-- Begin --

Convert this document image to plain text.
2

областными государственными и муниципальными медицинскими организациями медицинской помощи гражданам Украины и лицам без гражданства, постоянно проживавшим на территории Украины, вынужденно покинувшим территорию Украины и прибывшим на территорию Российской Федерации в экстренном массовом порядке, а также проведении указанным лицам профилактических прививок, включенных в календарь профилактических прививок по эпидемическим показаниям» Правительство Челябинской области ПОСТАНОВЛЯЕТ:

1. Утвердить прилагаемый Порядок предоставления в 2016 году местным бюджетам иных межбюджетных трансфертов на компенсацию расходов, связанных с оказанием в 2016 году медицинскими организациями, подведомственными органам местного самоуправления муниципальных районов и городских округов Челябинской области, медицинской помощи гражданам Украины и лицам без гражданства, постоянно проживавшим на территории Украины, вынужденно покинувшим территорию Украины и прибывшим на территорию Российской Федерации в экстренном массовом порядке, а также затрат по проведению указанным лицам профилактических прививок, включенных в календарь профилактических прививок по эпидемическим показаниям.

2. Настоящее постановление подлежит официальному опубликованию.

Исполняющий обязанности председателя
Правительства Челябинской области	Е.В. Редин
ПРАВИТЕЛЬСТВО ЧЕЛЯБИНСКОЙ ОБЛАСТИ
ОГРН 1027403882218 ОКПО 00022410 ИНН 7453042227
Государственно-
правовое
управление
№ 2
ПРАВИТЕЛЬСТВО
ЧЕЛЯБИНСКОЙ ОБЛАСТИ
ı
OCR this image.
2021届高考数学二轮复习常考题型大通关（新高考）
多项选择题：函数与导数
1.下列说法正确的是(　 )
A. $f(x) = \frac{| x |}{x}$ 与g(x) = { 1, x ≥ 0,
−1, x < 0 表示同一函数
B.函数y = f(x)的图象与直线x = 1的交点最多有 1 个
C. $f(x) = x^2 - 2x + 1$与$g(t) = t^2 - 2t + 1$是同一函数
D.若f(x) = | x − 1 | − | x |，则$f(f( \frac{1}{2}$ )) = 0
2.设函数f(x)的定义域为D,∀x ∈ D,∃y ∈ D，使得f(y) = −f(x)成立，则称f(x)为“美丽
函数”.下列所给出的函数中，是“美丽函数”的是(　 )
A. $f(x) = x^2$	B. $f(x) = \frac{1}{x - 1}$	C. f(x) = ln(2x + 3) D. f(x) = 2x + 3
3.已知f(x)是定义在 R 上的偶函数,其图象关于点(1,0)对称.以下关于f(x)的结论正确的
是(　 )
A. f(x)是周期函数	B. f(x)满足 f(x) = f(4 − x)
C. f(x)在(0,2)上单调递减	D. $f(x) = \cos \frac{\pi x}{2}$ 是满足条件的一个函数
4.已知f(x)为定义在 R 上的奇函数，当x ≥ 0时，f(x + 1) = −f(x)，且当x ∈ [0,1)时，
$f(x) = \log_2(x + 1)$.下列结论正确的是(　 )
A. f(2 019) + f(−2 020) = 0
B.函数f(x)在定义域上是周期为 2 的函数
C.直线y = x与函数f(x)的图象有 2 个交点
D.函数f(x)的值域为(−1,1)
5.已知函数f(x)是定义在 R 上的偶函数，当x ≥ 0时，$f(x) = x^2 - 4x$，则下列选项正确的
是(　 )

-- End --

Return every line exactly.

=== Answer ===
Convert this document image to plain text.
2

областными государственными и муниципальными медицинскими организациями медицинской помощи гражданам Украины и лицам без гражданства, постоянно проживавшим на территории Украины, вынужденно покинувшим территорию Украины и прибывшим на территорию Российской Федерации в экстренном массовом порядке, а также проведении указанным лицам профилактических прививок, включенных в календарь профилактических прививок по эпидемическим показаниям» Правительство Челябинской области ПОСТАНОВЛЯЕТ:

1. Утвердить прилагаемый Порядок предоставления в 2016 году местным бюджетам иных межбюджетных трансфертов на компенсацию расходов, связанных с оказанием в 2016 году медицинскими организациями, подведомственными органам местного самоуправления муниципальных районов и городских округов Челябинской области, медицинской помощи гражданам Украины и лицам без гражданства, постоянно проживавшим на территории Украины, вынужденно покинувшим территорию Украины и прибывшим на территорию Российской Федерации в экстренном массовом порядке, а также затрат по проведению указанным лицам профилактических прививок, включенных в календарь профилактических прививок по эпидемическим показаниям.

2. Настоящее постановление подлежит официальному опубликованию.

Исполняющий обязанности председателя
Правительства Челябинской области	Е.В. Редин
ПРАВИТЕЛЬСТВО ЧЕЛЯБИНСКОЙ ОБЛАСТИ
ОГРН 1027403882218 ОКПО 00022410 ИНН 7453042227
Государственно-
правовое
управление
№ 2
ПРАВИТЕЛЬСТВО
ЧЕЛЯБИНСКОЙ ОБЛАСТИ
ı
OCR this image.
2021届高考数学二轮复习常考题型大通关（新高考）
多项选择题：函数与导数
1.下列说法正确的是(　 )
A. $f(x) = \frac{| x |}{x}$ 与g(x) = { 1, x ≥ 0,
−1, x < 0 表示同一函数
B.函数y = f(x)的图象与直线x = 1的交点最多有 1 个
C. $f(x) = x^2 - 2x + 1$与$g(t) = t^2 - 2t + 1$是同一函数
D.若f(x) = | x − 1 | − | x |，则$f(f( \frac{1}{2}$ )) = 0
2.设函数f(x)的定义域为D,∀x ∈ D,∃y ∈ D，使得f(y) = −f(x)成立，则称f(x)为“美丽
函数”.下列所给出的函数中，是“美丽函数”的是(　 )
A. $f(x) = x^2$	B. $f(x) = \frac{1}{x - 1}$	C. f(x) = ln(2x + 3) D. f(x) = 2x + 3
3.已知f(x)是定义在 R 上的偶函数,其图象关于点(1,0)对称.以下关于f(x)的结论正确的
是(　 )
A. f(x)是周期函数	B. f(x)满足 f(x) = f(4 − x)
C. f(x)在(0,2)上单调递减	D. $f(x) = \cos \frac{\pi x}{2}$ 是满足条件的一个函数
4.已知f(x)为定义在 R 上的奇函数，当x ≥ 0时，f(x + 1) = −f(x)，且当x ∈ [0,1)时，
$f(x) = \log_2(x + 1)$.下列结论正确的是(　 )
A. f(2 019) + f(−2 020) = 0
B.函数f(x)在定义域上是周期为 2 的函数
C.直线y = x与函数f(x)的图象有 2 个交点
D.函数f(x)的值域为(−1,1)
5.已知函数f(x)是定义在 R 上的偶函数，当x ≥ 0时，$f(x) = x^2 - 4x$，则下列选项正确的
是(　 )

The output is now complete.